> _WRITTEN REQUEST_
Determine how many lines include the string "symmetry". Output that number only.
[THE INPUT start]
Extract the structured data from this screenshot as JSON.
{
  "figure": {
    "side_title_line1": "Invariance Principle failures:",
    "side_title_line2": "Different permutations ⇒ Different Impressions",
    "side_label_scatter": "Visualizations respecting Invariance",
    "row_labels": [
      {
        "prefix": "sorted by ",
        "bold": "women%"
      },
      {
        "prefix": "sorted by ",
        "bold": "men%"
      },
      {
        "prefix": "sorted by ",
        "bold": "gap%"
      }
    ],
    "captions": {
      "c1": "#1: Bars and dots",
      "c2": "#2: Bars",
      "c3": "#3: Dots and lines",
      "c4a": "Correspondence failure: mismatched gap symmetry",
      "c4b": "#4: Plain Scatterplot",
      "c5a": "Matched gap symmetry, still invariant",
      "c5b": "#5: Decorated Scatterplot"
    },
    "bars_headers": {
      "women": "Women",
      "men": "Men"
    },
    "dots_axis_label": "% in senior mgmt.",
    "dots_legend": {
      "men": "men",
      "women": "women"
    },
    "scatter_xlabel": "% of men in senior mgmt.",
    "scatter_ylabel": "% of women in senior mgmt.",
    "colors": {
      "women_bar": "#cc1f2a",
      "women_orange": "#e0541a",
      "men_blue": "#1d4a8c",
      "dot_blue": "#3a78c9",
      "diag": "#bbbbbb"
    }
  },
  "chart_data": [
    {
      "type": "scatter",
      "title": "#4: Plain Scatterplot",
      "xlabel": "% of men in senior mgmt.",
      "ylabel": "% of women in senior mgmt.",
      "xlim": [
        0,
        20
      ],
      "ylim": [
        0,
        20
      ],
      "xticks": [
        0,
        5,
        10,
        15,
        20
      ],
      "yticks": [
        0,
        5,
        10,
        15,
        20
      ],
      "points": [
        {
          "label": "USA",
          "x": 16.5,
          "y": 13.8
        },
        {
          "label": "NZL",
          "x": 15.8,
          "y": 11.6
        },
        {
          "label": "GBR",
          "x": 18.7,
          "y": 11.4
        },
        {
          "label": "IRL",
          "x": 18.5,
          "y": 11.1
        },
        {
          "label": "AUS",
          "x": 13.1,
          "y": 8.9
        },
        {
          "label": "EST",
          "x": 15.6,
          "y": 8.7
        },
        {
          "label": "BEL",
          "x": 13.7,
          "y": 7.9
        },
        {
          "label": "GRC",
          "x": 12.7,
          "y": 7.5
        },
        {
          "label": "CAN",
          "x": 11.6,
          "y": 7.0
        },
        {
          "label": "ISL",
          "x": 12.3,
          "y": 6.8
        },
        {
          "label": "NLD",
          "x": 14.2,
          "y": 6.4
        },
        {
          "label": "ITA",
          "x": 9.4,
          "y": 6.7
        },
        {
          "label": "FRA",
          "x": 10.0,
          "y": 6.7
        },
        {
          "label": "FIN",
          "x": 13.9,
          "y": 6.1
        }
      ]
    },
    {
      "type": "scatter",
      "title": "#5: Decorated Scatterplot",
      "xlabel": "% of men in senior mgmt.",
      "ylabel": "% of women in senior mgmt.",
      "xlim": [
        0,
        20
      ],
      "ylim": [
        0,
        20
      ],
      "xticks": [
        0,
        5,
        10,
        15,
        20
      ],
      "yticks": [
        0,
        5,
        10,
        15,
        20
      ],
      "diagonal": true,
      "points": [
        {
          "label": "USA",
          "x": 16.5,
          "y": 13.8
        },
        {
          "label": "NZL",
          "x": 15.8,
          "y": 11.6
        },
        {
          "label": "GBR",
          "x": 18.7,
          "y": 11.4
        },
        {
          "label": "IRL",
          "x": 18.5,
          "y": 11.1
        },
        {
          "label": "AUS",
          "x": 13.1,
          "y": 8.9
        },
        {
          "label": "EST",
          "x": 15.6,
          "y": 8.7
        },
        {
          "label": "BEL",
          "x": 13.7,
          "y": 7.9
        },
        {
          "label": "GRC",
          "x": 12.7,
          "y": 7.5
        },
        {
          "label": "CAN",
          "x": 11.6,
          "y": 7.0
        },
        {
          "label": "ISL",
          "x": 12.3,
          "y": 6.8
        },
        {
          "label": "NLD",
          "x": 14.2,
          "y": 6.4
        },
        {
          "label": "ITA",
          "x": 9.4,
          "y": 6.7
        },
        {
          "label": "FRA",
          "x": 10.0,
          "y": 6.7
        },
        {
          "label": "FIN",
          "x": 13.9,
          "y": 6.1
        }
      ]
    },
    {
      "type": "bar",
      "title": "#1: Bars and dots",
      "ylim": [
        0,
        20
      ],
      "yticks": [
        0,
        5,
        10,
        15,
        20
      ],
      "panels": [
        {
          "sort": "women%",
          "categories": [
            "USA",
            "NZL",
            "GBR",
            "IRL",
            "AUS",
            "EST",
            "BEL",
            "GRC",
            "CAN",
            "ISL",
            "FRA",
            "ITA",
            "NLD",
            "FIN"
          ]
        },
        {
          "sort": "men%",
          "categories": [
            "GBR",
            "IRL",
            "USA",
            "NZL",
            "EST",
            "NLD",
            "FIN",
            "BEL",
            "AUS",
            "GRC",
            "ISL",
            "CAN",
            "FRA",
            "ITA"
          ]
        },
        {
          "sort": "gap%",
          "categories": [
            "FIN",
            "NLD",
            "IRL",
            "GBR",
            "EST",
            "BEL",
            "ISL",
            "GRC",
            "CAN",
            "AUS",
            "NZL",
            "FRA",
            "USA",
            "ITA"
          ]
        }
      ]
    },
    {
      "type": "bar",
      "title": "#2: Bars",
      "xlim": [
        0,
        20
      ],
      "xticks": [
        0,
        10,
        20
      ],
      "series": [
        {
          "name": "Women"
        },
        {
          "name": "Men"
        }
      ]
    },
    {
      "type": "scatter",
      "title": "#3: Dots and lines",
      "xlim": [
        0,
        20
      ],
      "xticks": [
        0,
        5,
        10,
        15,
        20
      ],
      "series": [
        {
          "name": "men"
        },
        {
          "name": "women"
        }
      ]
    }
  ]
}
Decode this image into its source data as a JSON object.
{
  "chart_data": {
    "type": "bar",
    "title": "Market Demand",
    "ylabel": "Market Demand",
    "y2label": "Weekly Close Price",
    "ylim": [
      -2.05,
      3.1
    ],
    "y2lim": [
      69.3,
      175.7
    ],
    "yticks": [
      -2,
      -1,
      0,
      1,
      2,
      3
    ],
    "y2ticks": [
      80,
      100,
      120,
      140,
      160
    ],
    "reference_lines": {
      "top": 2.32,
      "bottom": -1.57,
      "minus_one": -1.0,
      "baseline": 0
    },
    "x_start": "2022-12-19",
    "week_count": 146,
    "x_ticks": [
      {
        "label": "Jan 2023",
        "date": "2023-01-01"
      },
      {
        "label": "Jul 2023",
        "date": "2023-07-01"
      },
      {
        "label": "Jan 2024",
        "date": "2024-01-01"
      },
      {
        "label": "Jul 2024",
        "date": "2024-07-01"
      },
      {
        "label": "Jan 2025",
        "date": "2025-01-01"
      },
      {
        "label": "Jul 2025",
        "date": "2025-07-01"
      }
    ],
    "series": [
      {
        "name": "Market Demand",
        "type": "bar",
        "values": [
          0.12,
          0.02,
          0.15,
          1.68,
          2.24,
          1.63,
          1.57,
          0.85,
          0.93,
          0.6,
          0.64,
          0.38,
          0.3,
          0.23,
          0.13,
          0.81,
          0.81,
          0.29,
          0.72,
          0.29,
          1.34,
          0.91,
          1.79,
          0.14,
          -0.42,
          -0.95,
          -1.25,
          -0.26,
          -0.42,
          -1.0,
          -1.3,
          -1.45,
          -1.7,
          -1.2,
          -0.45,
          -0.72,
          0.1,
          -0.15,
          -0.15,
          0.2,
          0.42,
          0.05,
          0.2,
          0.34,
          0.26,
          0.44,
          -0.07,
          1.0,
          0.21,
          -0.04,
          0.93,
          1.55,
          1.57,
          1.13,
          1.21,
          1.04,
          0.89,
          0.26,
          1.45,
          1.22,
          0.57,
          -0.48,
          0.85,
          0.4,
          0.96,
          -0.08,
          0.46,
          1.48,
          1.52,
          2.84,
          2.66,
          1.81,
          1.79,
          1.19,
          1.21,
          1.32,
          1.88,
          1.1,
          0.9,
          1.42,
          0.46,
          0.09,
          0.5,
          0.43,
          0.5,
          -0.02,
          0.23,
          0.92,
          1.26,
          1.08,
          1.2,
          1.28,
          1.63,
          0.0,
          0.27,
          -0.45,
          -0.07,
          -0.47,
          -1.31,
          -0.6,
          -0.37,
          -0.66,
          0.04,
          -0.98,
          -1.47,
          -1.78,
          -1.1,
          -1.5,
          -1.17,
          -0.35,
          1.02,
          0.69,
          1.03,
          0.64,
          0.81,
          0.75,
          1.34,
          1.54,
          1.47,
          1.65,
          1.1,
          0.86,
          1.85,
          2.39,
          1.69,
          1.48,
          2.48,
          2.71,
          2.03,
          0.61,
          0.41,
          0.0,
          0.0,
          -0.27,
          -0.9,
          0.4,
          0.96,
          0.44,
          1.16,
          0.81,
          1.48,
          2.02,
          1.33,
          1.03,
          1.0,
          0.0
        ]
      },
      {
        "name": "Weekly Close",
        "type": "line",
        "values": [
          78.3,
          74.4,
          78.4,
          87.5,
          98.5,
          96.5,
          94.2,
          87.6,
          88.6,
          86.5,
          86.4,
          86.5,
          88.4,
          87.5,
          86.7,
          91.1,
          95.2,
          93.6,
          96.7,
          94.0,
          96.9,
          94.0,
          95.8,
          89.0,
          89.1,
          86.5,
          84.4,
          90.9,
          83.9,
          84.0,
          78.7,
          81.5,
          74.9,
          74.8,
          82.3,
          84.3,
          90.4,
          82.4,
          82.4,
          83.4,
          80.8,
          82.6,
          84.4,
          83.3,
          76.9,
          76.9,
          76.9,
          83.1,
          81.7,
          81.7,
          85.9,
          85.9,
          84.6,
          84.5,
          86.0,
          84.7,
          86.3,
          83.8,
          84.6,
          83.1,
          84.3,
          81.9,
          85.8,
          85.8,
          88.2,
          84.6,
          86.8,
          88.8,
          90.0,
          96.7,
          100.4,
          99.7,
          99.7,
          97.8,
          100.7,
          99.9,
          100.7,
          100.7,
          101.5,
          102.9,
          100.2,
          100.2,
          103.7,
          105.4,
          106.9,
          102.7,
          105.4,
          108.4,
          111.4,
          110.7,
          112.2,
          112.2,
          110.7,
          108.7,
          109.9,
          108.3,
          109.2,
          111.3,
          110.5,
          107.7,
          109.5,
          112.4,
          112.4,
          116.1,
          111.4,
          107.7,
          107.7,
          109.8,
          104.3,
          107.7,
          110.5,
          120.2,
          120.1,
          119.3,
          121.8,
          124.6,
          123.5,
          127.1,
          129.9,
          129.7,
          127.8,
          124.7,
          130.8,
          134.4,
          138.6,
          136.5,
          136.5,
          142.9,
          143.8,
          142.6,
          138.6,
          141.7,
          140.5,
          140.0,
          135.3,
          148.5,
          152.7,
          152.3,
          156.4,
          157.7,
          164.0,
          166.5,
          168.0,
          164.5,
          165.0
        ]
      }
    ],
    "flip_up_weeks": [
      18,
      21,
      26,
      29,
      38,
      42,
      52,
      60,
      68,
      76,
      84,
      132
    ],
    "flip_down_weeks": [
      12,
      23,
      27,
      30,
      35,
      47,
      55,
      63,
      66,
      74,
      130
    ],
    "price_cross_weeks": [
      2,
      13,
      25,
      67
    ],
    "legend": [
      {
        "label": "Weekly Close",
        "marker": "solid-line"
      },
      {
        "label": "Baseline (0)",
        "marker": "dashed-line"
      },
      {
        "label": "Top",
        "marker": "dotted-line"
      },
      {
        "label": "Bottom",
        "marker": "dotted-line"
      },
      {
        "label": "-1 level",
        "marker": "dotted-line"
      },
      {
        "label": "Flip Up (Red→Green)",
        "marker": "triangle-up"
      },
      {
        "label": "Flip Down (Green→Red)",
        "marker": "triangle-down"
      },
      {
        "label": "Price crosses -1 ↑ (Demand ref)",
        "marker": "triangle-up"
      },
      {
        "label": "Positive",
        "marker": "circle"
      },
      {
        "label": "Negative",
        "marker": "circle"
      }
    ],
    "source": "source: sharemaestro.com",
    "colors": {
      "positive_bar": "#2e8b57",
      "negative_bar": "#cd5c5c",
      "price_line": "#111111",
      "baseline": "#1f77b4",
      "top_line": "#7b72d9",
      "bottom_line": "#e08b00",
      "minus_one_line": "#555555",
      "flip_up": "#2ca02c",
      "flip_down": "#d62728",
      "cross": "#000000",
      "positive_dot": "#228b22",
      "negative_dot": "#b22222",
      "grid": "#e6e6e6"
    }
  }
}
[THE INPUT end]
> _WRITTEN ANSWER_
2